____ Listing

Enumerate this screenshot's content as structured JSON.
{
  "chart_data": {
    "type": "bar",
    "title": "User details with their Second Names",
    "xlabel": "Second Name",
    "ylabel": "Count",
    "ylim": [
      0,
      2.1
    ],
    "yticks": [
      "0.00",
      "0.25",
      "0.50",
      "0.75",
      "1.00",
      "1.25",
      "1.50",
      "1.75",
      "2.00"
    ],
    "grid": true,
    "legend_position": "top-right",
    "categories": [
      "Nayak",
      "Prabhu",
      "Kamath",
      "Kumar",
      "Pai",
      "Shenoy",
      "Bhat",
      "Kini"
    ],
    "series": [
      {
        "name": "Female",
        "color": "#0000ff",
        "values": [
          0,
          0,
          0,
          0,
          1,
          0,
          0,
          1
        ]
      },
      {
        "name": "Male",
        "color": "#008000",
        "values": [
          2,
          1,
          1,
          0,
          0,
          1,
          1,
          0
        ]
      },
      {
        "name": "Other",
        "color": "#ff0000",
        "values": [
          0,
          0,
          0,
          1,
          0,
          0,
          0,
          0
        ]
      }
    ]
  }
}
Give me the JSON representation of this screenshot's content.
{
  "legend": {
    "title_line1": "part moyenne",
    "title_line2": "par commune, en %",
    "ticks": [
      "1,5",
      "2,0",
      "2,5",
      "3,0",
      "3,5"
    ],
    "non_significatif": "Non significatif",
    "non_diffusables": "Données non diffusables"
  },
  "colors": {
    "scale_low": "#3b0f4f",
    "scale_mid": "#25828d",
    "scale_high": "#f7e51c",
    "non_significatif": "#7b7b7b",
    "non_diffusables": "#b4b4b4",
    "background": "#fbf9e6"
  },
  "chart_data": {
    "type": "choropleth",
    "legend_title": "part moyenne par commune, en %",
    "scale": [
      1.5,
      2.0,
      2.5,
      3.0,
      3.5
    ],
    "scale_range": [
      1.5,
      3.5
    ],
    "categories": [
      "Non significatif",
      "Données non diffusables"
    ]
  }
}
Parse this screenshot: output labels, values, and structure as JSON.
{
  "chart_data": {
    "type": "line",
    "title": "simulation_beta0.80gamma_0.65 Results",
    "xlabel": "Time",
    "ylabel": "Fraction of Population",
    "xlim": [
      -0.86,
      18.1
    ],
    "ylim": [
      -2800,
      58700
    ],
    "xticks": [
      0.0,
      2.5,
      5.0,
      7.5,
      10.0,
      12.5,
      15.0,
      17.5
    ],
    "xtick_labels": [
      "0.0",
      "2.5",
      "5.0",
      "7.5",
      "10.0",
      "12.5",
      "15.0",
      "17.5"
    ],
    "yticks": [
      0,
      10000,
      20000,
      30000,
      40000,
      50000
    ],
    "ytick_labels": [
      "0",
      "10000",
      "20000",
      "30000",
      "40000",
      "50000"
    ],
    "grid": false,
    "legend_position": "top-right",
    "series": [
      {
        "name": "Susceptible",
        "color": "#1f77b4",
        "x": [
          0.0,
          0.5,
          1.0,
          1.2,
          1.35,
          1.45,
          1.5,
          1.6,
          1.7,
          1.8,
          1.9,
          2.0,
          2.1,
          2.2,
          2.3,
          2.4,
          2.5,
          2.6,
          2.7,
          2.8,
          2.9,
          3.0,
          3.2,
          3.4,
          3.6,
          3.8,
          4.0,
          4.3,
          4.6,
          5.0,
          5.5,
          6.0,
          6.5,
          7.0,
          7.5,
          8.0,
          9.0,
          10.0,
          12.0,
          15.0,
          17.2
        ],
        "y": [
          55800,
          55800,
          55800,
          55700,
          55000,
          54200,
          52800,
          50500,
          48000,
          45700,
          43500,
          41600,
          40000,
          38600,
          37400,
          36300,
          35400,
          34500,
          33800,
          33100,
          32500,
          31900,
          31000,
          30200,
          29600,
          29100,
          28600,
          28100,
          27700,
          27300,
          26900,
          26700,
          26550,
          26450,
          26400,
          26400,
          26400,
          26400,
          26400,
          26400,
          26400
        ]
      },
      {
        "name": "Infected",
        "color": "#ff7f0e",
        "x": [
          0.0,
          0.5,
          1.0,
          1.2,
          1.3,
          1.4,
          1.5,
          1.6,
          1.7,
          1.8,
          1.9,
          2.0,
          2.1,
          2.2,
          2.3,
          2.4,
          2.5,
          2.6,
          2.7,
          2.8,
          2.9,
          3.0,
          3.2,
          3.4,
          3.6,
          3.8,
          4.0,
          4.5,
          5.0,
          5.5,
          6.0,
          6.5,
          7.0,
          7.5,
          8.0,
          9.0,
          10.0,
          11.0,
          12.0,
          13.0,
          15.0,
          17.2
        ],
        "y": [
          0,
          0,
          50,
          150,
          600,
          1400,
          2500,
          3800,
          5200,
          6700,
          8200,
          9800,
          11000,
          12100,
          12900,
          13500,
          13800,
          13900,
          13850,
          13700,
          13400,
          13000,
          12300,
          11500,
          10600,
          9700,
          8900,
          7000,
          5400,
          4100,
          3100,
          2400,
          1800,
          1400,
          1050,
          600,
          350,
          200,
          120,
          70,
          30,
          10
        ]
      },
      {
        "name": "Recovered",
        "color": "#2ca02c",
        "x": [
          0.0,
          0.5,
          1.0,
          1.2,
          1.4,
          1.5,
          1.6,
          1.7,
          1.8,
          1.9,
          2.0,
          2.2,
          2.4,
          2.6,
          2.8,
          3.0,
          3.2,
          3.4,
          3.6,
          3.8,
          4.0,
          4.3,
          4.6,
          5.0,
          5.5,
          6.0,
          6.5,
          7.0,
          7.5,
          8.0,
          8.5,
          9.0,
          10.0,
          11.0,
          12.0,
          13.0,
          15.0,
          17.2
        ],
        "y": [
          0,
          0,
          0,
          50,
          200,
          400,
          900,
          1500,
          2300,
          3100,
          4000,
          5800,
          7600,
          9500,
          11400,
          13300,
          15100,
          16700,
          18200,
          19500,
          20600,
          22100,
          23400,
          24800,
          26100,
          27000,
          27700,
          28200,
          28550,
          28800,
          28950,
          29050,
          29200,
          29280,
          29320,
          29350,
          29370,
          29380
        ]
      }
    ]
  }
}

________

**Aim of the exercise**
Give the data again, exactly as it stands.

**Complete output**
Enumerate this screenshot's content as structured JSON.
{
  "chart_data": {
    "type": "bar",
    "title": "User details with their Second Names",
    "xlabel": "Second Name",
    "ylabel": "Count",
    "ylim": [
      0,
      2.1
    ],
    "yticks": [
      "0.00",
      "0.25",
      "0.50",
      "0.75",
      "1.00",
      "1.25",
      "1.50",
      "1.75",
      "2.00"
    ],
    "grid": true,
    "legend_position": "top-right",
    "categories": [
      "Nayak",
      "Prabhu",
      "Kamath",
      "Kumar",
      "Pai",
      "Shenoy",
      "Bhat",
      "Kini"
    ],
    "series": [
      {
        "name": "Female",
        "color": "#0000ff",
        "values": [
          0,
          0,
          0,
          0,
          1,
          0,
          0,
          1
        ]
      },
      {
        "name": "Male",
        "color": "#008000",
        "values": [
          2,
          1,
          1,
          0,
          0,
          1,
          1,
          0
        ]
      },
      {
        "name": "Other",
        "color": "#ff0000",
        "values": [
          0,
          0,
          0,
          1,
          0,
          0,
          0,
          0
        ]
      }
    ]
  }
}
Give me the JSON representation of this screenshot's content.
{
  "legend": {
    "title_line1": "part moyenne",
    "title_line2": "par commune, en %",
    "ticks": [
      "1,5",
      "2,0",
      "2,5",
      "3,0",
      "3,5"
    ],
    "non_significatif": "Non significatif",
    "non_diffusables": "Données non diffusables"
  },
  "colors": {
    "scale_low": "#3b0f4f",
    "scale_mid": "#25828d",
    "scale_high": "#f7e51c",
    "non_significatif": "#7b7b7b",
    "non_diffusables": "#b4b4b4",
    "background": "#fbf9e6"
  },
  "chart_data": {
    "type": "choropleth",
    "legend_title": "part moyenne par commune, en %",
    "scale": [
      1.5,
      2.0,
      2.5,
      3.0,
      3.5
    ],
    "scale_range": [
      1.5,
      3.5
    ],
    "categories": [
      "Non significatif",
      "Données non diffusables"
    ]
  }
}
Parse this screenshot: output labels, values, and structure as JSON.
{
  "chart_data": {
    "type": "line",
    "title": "simulation_beta0.80gamma_0.65 Results",
    "xlabel": "Time",
    "ylabel": "Fraction of Population",
    "xlim": [
      -0.86,
      18.1
    ],
    "ylim": [
      -2800,
      58700
    ],
    "xticks": [
      0.0,
      2.5,
      5.0,
      7.5,
      10.0,
      12.5,
      15.0,
      17.5
    ],
    "xtick_labels": [
      "0.0",
      "2.5",
      "5.0",
      "7.5",
      "10.0",
      "12.5",
      "15.0",
      "17.5"
    ],
    "yticks": [
      0,
      10000,
      20000,
      30000,
      40000,
      50000
    ],
    "ytick_labels": [
      "0",
      "10000",
      "20000",
      "30000",
      "40000",
      "50000"
    ],
    "grid": false,
    "legend_position": "top-right",
    "series": [
      {
        "name": "Susceptible",
        "color": "#1f77b4",
        "x": [
          0.0,
          0.5,
          1.0,
          1.2,
          1.35,
          1.45,
          1.5,
          1.6,
          1.7,
          1.8,
          1.9,
          2.0,
          2.1,
          2.2,
          2.3,
          2.4,
          2.5,
          2.6,
          2.7,
          2.8,
          2.9,
          3.0,
          3.2,
          3.4,
          3.6,
          3.8,
          4.0,
          4.3,
          4.6,
          5.0,
          5.5,
          6.0,
          6.5,
          7.0,
          7.5,
          8.0,
          9.0,
          10.0,
          12.0,
          15.0,
          17.2
        ],
        "y": [
          55800,
          55800,
          55800,
          55700,
          55000,
          54200,
          52800,
          50500,
          48000,
          45700,
          43500,
          41600,
          40000,
          38600,
          37400,
          36300,
          35400,
          34500,
          33800,
          33100,
          32500,
          31900,
          31000,
          30200,
          29600,
          29100,
          28600,
          28100,
          27700,
          27300,
          26900,
          26700,
          26550,
          26450,
          26400,
          26400,
          26400,
          26400,
          26400,
          26400,
          26400
        ]
      },
      {
        "name": "Infected",
        "color": "#ff7f0e",
        "x": [
          0.0,
          0.5,
          1.0,
          1.2,
          1.3,
          1.4,
          1.5,
          1.6,
          1.7,
          1.8,
          1.9,
          2.0,
          2.1,
          2.2,
          2.3,
          2.4,
          2.5,
          2.6,
          2.7,
          2.8,
          2.9,
          3.0,
          3.2,
          3.4,
          3.6,
          3.8,
          4.0,
          4.5,
          5.0,
          5.5,
          6.0,
          6.5,
          7.0,
          7.5,
          8.0,
          9.0,
          10.0,
          11.0,
          12.0,
          13.0,
          15.0,
          17.2
        ],
        "y": [
          0,
          0,
          50,
          150,
          600,
          1400,
          2500,
          3800,
          5200,
          6700,
          8200,
          9800,
          11000,
          12100,
          12900,
          13500,
          13800,
          13900,
          13850,
          13700,
          13400,
          13000,
          12300,
          11500,
          10600,
          9700,
          8900,
          7000,
          5400,
          4100,
          3100,
          2400,
          1800,
          1400,
          1050,
          600,
          350,
          200,
          120,
          70,
          30,
          10
        ]
      },
      {
        "name": "Recovered",
        "color": "#2ca02c",
        "x": [
          0.0,
          0.5,
          1.0,
          1.2,
          1.4,
          1.5,
          1.6,
          1.7,
          1.8,
          1.9,
          2.0,
          2.2,
          2.4,
          2.6,
          2.8,
          3.0,
          3.2,
          3.4,
          3.6,
          3.8,
          4.0,
          4.3,
          4.6,
          5.0,
          5.5,
          6.0,
          6.5,
          7.0,
          7.5,
          8.0,
          8.5,
          9.0,
          10.0,
          11.0,
          12.0,
          13.0,
          15.0,
          17.2
        ],
        "y": [
          0,
          0,
          0,
          50,
          200,
          400,
          900,
          1500,
          2300,
          3100,
          4000,
          5800,
          7600,
          9500,
          11400,
          13300,
          15100,
          16700,
          18200,
          19500,
          20600,
          22100,
          23400,
          24800,
          26100,
          27000,
          27700,
          28200,
          28550,
          28800,
          28950,
          29050,
          29200,
          29280,
          29320,
          29350,
          29370,
          29380
        ]
      }
    ]
  }
}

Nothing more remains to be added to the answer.